◆ **TO DO**
Exactly as written, please set down all of the entries again, with no pictures.

◆ **RECORD SET**
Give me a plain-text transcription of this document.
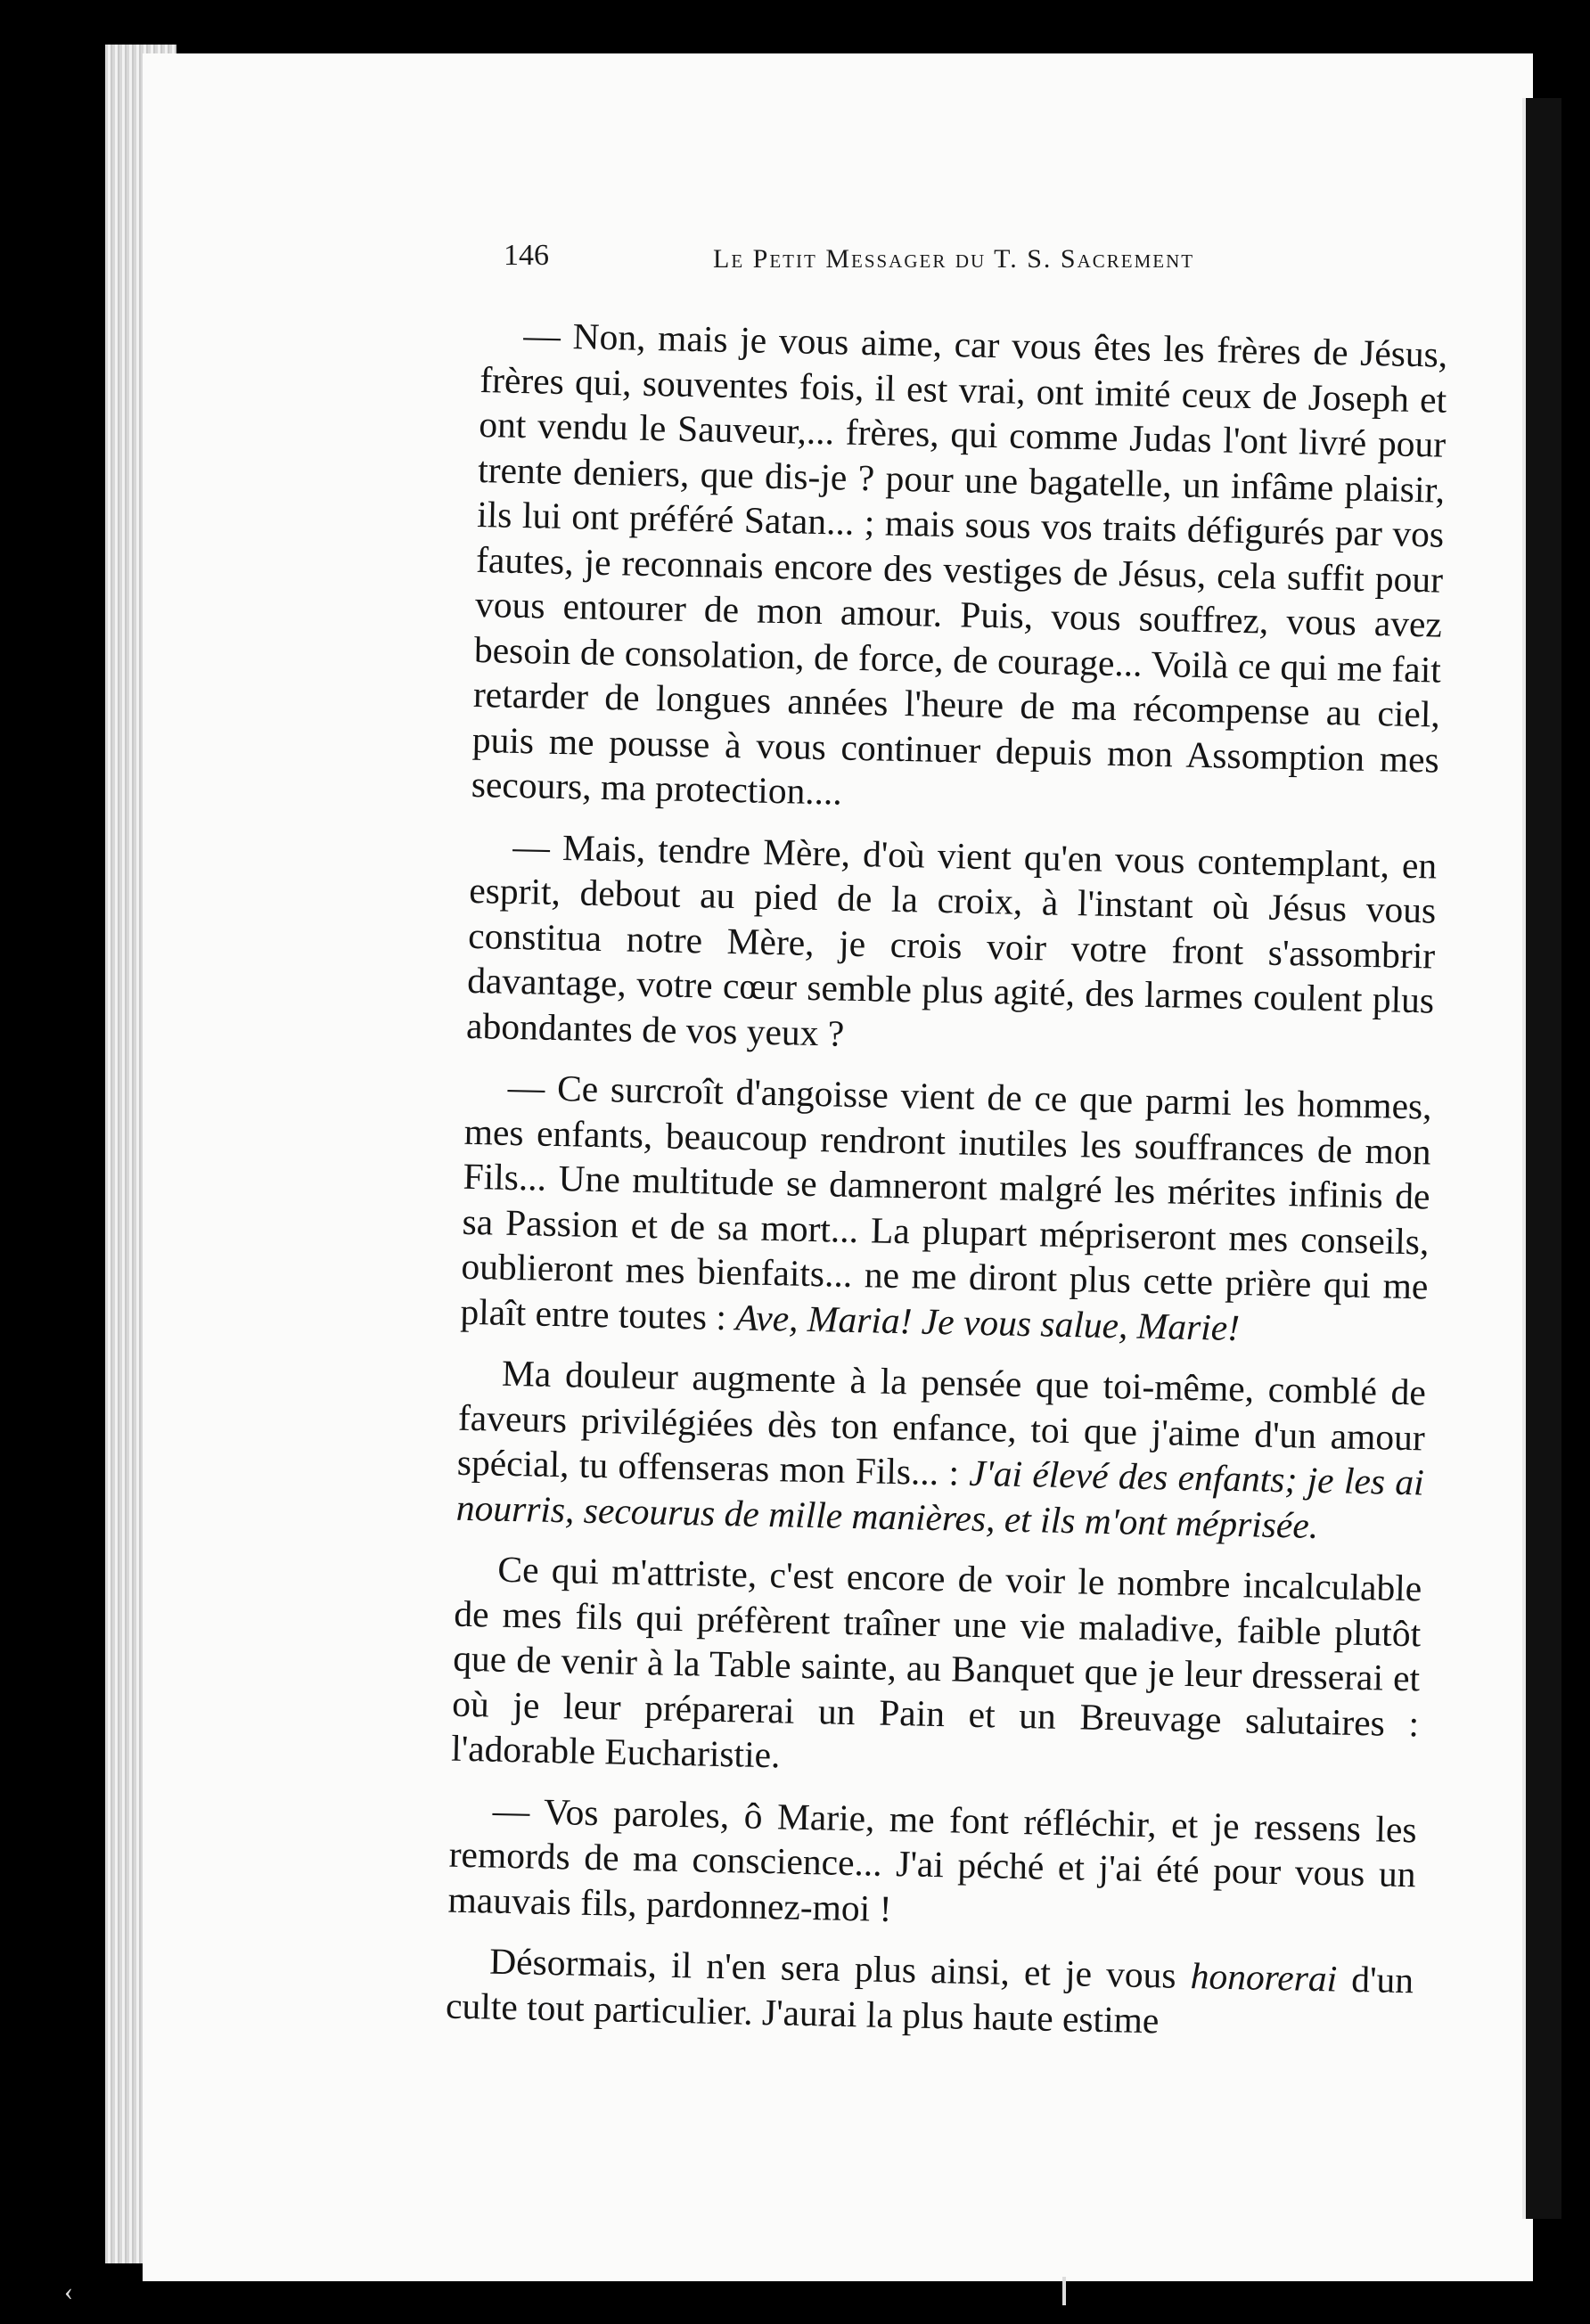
146	Le Petit Messager du T. S. Sacrement

— Non, mais je vous aime, car vous êtes les frères de Jésus, frères qui, souventes fois, il est vrai, ont imité ceux de Joseph et ont vendu le Sauveur,... frères, qui comme Judas l'ont livré pour trente deniers, que dis-je ? pour une bagatelle, un infâme plaisir, ils lui ont préféré Satan... ; mais sous vos traits défigurés par vos fautes, je reconnais encore des vestiges de Jésus, cela suffit pour vous entourer de mon amour. Puis, vous souffrez, vous avez besoin de consolation, de force, de courage... Voilà ce qui me fait retarder de longues années l'heure de ma récompense au ciel, puis me pousse à vous continuer depuis mon Assomption mes secours, ma protection....

— Mais, tendre Mère, d'où vient qu'en vous contemplant, en esprit, debout au pied de la croix, à l'instant où Jésus vous constitua notre Mère, je crois voir votre front s'assombrir davantage, votre cœur semble plus agité, des larmes coulent plus abondantes de vos yeux ?

— Ce surcroît d'angoisse vient de ce que parmi les hommes, mes enfants, beaucoup rendront inutiles les souffrances de mon Fils... Une multitude se damneront malgré les mérites infinis de sa Passion et de sa mort... La plupart mépriseront mes conseils, oublieront mes bienfaits... ne me diront plus cette prière qui me plaît entre toutes : Ave, Maria! Je vous salue, Marie!

Ma douleur augmente à la pensée que toi-même, comblé de faveurs privilégiées dès ton enfance, toi que j'aime d'un amour spécial, tu offenseras mon Fils... : J'ai élevé des enfants; je les ai nourris, secourus de mille manières, et ils m'ont méprisée.

Ce qui m'attriste, c'est encore de voir le nombre incalculable de mes fils qui préfèrent traîner une vie maladive, faible plutôt que de venir à la Table sainte, au Banquet que je leur dresserai et où je leur préparerai un Pain et un Breuvage salutaires : l'adorable Eucharistie.

— Vos paroles, ô Marie, me font réfléchir, et je ressens les remords de ma conscience... J'ai péché et j'ai été pour vous un mauvais fils, pardonnez-moi !

Désormais, il n'en sera plus ainsi, et je vous honorerai d'un culte tout particulier. J'aurai la plus haute estime

‹
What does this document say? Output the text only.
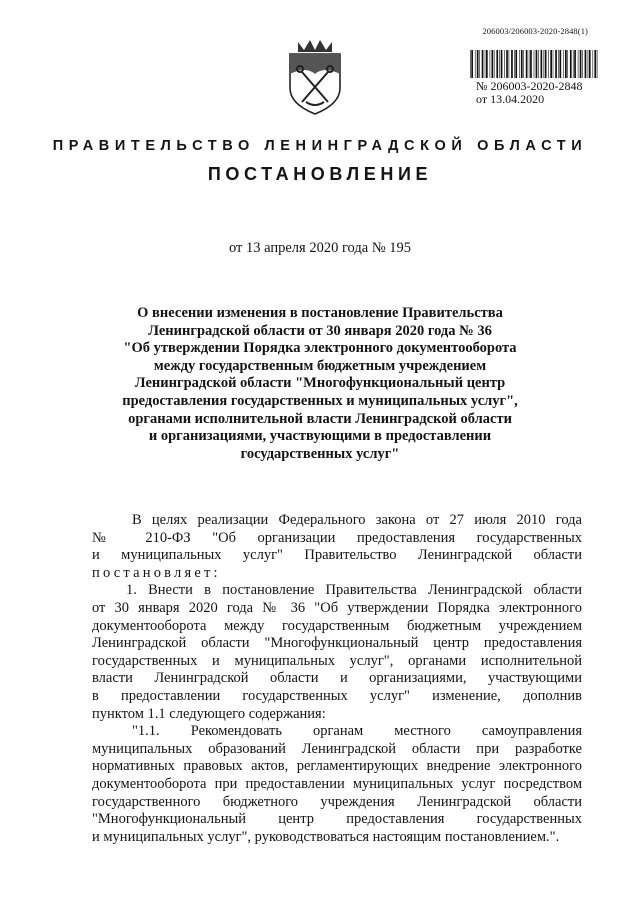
206003/206003-2020-2848(1)
№ 206003-2020-2848
от 13.04.2020
ПРАВИТЕЛЬСТВО ЛЕНИНГРАДСКОЙ ОБЛАСТИ
ПОСТАНОВЛЕНИЕ
от 13 апреля 2020 года № 195
О внесении изменения в постановление Правительства
Ленинградской области от 30 января 2020 года № 36
"Об утверждении Порядка электронного документооборота
между государственным бюджетным учреждением
Ленинградской области "Многофункциональный центр
предоставления государственных и муниципальных услуг",
органами исполнительной власти Ленинградской области
и организациями, участвующими в предоставлении
государственных услуг"
В целях реализации Федерального закона от 27 июля 2010 года
№ 210-ФЗ "Об организации предоставления государственных
и муниципальных услуг" Правительство Ленинградской области
постановляет:
1. Внести в постановление Правительства Ленинградской области
от 30 января 2020 года № 36 "Об утверждении Порядка электронного
документооборота между государственным бюджетным учреждением
Ленинградской области "Многофункциональный центр предоставления
государственных и муниципальных услуг", органами исполнительной
власти Ленинградской области и организациями, участвующими
в предоставлении государственных услуг" изменение, дополнив
пунктом 1.1 следующего содержания:
"1.1. Рекомендовать органам местного самоуправления
муниципальных образований Ленинградской области при разработке
нормативных правовых актов, регламентирующих внедрение электронного
документооборота при предоставлении муниципальных услуг посредством
государственного бюджетного учреждения Ленинградской области
"Многофункциональный центр предоставления государственных
и муниципальных услуг", руководствоваться настоящим постановлением.".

◆ **PROBLEM SOLUTION**
Give me a plain-text transcription of this document.
146	Le Petit Messager du T. S. Sacrement

— Non, mais je vous aime, car vous êtes les frères de Jésus, frères qui, souventes fois, il est vrai, ont imité ceux de Joseph et ont vendu le Sauveur,... frères, qui comme Judas l'ont livré pour trente deniers, que dis-je ? pour une bagatelle, un infâme plaisir, ils lui ont préféré Satan... ; mais sous vos traits défigurés par vos fautes, je reconnais encore des vestiges de Jésus, cela suffit pour vous entourer de mon amour. Puis, vous souffrez, vous avez besoin de consolation, de force, de courage... Voilà ce qui me fait retarder de longues années l'heure de ma récompense au ciel, puis me pousse à vous continuer depuis mon Assomption mes secours, ma protection....

— Mais, tendre Mère, d'où vient qu'en vous contemplant, en esprit, debout au pied de la croix, à l'instant où Jésus vous constitua notre Mère, je crois voir votre front s'assombrir davantage, votre cœur semble plus agité, des larmes coulent plus abondantes de vos yeux ?

— Ce surcroît d'angoisse vient de ce que parmi les hommes, mes enfants, beaucoup rendront inutiles les souffrances de mon Fils... Une multitude se damneront malgré les mérites infinis de sa Passion et de sa mort... La plupart mépriseront mes conseils, oublieront mes bienfaits... ne me diront plus cette prière qui me plaît entre toutes : Ave, Maria! Je vous salue, Marie!

Ma douleur augmente à la pensée que toi-même, comblé de faveurs privilégiées dès ton enfance, toi que j'aime d'un amour spécial, tu offenseras mon Fils... : J'ai élevé des enfants; je les ai nourris, secourus de mille manières, et ils m'ont méprisée.

Ce qui m'attriste, c'est encore de voir le nombre incalculable de mes fils qui préfèrent traîner une vie maladive, faible plutôt que de venir à la Table sainte, au Banquet que je leur dresserai et où je leur préparerai un Pain et un Breuvage salutaires : l'adorable Eucharistie.

— Vos paroles, ô Marie, me font réfléchir, et je ressens les remords de ma conscience... J'ai péché et j'ai été pour vous un mauvais fils, pardonnez-moi !

Désormais, il n'en sera plus ainsi, et je vous honorerai d'un culte tout particulier. J'aurai la plus haute estime

‹
What does this document say? Output the text only.
206003/206003-2020-2848(1)
№ 206003-2020-2848
от 13.04.2020
ПРАВИТЕЛЬСТВО ЛЕНИНГРАДСКОЙ ОБЛАСТИ
ПОСТАНОВЛЕНИЕ
от 13 апреля 2020 года № 195
О внесении изменения в постановление Правительства
Ленинградской области от 30 января 2020 года № 36
"Об утверждении Порядка электронного документооборота
между государственным бюджетным учреждением
Ленинградской области "Многофункциональный центр
предоставления государственных и муниципальных услуг",
органами исполнительной власти Ленинградской области
и организациями, участвующими в предоставлении
государственных услуг"
В целях реализации Федерального закона от 27 июля 2010 года
№ 210-ФЗ "Об организации предоставления государственных
и муниципальных услуг" Правительство Ленинградской области
постановляет:
1. Внести в постановление Правительства Ленинградской области
от 30 января 2020 года № 36 "Об утверждении Порядка электронного
документооборота между государственным бюджетным учреждением
Ленинградской области "Многофункциональный центр предоставления
государственных и муниципальных услуг", органами исполнительной
власти Ленинградской области и организациями, участвующими
в предоставлении государственных услуг" изменение, дополнив
пунктом 1.1 следующего содержания:
"1.1. Рекомендовать органам местного самоуправления
муниципальных образований Ленинградской области при разработке
нормативных правовых актов, регламентирующих внедрение электронного
документооборота при предоставлении муниципальных услуг посредством
государственного бюджетного учреждения Ленинградской области
"Многофункциональный центр предоставления государственных
и муниципальных услуг", руководствоваться настоящим постановлением.".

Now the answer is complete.